▶ [WHAT YOU HAVE TO DO] Please reproduce the part of the Royal Mail news item that opens with the words "Royal Mail suffered" and closes with "two weeks ago.", keeping every word and punctuation mark unchanged.

== TEXT EXTRACT

Royal Mail suffered a twin blow yesterday after UK companies BT and British Gas switched postal contracts worth around GBP150m to its rival operator, TNT.

BT is the largest bulk mailer in the country, and the contract won yesterday by TNT, part of the Dutch post office, is the biggest since deregulation of the UK postal market in 2004. The BT contract is worth GBP90m over three years, and will involve TNT handling 170 million items a year – mainly bills and statements. No announcement has been made of the British Gas deal, but the contract is thought to worth GBP60m. TNT declined to comment.

The loss of the two huge utilities is a further setback for Royal Mail following the decision by the Department for Work and Pensions to switch a GBP12m contract to another of its privately owned rivals, Business Post, two weeks ago.

====
== INFORMATION SUPPLIED

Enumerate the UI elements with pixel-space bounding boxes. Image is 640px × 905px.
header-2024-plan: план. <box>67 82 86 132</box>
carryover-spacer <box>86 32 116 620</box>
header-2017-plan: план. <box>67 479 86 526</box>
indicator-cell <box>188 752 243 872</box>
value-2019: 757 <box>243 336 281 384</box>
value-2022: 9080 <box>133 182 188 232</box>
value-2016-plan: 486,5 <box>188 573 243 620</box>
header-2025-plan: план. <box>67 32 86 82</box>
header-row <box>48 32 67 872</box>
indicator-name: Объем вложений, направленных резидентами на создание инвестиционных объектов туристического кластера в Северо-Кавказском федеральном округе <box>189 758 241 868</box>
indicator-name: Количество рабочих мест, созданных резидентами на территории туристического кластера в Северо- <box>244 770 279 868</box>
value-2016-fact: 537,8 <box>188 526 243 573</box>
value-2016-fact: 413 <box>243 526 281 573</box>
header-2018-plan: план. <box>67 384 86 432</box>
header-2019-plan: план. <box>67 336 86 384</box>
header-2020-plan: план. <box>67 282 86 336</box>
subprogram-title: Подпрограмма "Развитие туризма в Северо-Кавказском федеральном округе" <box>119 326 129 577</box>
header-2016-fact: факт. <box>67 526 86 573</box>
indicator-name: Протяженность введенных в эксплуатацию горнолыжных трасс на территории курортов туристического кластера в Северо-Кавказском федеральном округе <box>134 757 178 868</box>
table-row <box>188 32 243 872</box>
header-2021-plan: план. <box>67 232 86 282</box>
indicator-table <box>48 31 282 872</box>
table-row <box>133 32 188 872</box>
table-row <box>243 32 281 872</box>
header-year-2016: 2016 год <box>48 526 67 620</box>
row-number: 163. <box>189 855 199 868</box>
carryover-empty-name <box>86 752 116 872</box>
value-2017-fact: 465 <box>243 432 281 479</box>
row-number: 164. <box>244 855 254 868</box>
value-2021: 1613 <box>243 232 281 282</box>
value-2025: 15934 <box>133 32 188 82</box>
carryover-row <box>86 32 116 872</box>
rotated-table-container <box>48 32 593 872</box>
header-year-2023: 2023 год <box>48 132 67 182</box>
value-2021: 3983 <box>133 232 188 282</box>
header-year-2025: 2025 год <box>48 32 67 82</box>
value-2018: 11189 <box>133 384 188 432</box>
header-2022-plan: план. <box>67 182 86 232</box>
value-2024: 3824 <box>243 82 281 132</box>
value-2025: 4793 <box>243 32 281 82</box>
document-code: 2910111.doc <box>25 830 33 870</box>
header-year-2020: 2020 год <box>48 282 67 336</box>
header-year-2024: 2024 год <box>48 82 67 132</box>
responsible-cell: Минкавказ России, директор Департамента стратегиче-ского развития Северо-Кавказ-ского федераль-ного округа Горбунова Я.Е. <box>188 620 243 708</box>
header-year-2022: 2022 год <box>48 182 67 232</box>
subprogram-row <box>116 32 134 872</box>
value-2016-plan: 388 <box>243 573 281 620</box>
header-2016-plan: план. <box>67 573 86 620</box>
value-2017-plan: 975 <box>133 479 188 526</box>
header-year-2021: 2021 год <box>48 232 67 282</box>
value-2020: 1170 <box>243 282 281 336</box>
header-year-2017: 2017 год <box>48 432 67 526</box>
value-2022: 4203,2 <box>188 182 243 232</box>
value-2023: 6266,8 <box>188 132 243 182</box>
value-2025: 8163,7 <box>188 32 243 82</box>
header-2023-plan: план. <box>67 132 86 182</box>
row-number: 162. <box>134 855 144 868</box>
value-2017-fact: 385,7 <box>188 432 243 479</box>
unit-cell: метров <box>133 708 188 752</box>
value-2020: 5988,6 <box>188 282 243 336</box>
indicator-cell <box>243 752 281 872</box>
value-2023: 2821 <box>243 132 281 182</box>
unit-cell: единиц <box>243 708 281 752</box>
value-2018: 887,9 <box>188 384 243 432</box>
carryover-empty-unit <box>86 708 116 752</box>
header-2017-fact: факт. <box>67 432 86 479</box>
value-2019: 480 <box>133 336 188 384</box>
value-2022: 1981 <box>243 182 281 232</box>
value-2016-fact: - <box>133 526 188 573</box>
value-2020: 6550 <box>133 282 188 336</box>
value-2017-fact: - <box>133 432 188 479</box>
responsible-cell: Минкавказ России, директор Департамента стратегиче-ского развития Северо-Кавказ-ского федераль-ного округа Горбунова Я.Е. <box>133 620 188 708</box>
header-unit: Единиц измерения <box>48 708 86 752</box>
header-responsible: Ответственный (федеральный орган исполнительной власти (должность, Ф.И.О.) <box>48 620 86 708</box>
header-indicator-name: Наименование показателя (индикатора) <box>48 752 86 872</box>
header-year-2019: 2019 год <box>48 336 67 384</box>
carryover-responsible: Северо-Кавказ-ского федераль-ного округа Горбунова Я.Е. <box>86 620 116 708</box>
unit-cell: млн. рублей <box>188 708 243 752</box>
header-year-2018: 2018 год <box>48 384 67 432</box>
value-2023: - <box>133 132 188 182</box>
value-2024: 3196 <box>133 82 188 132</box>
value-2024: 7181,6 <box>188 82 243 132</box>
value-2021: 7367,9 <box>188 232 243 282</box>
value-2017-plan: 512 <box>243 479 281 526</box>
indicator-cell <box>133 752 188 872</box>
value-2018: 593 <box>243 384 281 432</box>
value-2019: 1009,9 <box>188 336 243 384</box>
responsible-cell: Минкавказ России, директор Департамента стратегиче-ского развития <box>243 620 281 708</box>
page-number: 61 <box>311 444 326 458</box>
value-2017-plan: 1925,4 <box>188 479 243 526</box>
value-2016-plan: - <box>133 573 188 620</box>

====

▶ [REPLY]
Royal Mail suffered a twin blow yesterday after UK companies BT and British Gas switched postal contracts worth around GBP150m to its rival operator, TNT.

BT is the largest bulk mailer in the country, and the contract won yesterday by TNT, part of the Dutch post office, is the biggest since deregulation of the UK postal market in 2004. The BT contract is worth GBP90m over three years, and will involve TNT handling 170 million items a year – mainly bills and statements. No announcement has been made of the British Gas deal, but the contract is thought to worth GBP60m. TNT declined to comment.

The loss of the two huge utilities is a further setback for Royal Mail following the decision by the Department for Work and Pensions to switch a GBP12m contract to another of its privately owned rivals, Business Post, two weeks ago.